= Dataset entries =
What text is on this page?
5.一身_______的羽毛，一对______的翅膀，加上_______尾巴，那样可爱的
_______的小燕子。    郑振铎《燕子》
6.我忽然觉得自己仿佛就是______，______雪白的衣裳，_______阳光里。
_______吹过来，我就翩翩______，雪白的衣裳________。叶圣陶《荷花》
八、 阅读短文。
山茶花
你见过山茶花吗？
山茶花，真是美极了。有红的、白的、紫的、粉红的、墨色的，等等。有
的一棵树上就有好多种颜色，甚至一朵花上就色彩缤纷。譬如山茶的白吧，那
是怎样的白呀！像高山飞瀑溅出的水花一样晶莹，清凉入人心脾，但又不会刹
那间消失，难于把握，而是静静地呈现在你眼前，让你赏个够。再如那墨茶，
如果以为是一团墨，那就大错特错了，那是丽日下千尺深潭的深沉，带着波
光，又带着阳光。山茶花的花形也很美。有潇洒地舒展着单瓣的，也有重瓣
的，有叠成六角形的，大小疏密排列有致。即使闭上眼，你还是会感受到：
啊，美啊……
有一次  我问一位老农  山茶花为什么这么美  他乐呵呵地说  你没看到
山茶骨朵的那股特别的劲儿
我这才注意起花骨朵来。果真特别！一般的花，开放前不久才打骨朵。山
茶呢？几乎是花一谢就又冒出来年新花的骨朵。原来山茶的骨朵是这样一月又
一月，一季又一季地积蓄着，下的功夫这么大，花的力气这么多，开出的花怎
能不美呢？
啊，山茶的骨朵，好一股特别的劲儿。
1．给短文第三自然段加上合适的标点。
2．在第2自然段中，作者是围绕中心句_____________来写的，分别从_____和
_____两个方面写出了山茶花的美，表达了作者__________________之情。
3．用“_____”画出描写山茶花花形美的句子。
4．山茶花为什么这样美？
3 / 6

= GIVEN EXERCISE =
Take the entries above and copy them out exactly.

= SOLUTION =
What text is on this page?
5.一身_______的羽毛，一对______的翅膀，加上_______尾巴，那样可爱的
_______的小燕子。    郑振铎《燕子》
6.我忽然觉得自己仿佛就是______，______雪白的衣裳，_______阳光里。
_______吹过来，我就翩翩______，雪白的衣裳________。叶圣陶《荷花》
八、 阅读短文。
山茶花
你见过山茶花吗？
山茶花，真是美极了。有红的、白的、紫的、粉红的、墨色的，等等。有
的一棵树上就有好多种颜色，甚至一朵花上就色彩缤纷。譬如山茶的白吧，那
是怎样的白呀！像高山飞瀑溅出的水花一样晶莹，清凉入人心脾，但又不会刹
那间消失，难于把握，而是静静地呈现在你眼前，让你赏个够。再如那墨茶，
如果以为是一团墨，那就大错特错了，那是丽日下千尺深潭的深沉，带着波
光，又带着阳光。山茶花的花形也很美。有潇洒地舒展着单瓣的，也有重瓣
的，有叠成六角形的，大小疏密排列有致。即使闭上眼，你还是会感受到：
啊，美啊……
有一次  我问一位老农  山茶花为什么这么美  他乐呵呵地说  你没看到
山茶骨朵的那股特别的劲儿
我这才注意起花骨朵来。果真特别！一般的花，开放前不久才打骨朵。山
茶呢？几乎是花一谢就又冒出来年新花的骨朵。原来山茶的骨朵是这样一月又
一月，一季又一季地积蓄着，下的功夫这么大，花的力气这么多，开出的花怎
能不美呢？
啊，山茶的骨朵，好一股特别的劲儿。
1．给短文第三自然段加上合适的标点。
2．在第2自然段中，作者是围绕中心句_____________来写的，分别从_____和
_____两个方面写出了山茶花的美，表达了作者__________________之情。
3．用“_____”画出描写山茶花花形美的句子。
4．山茶花为什么这样美？
3 / 6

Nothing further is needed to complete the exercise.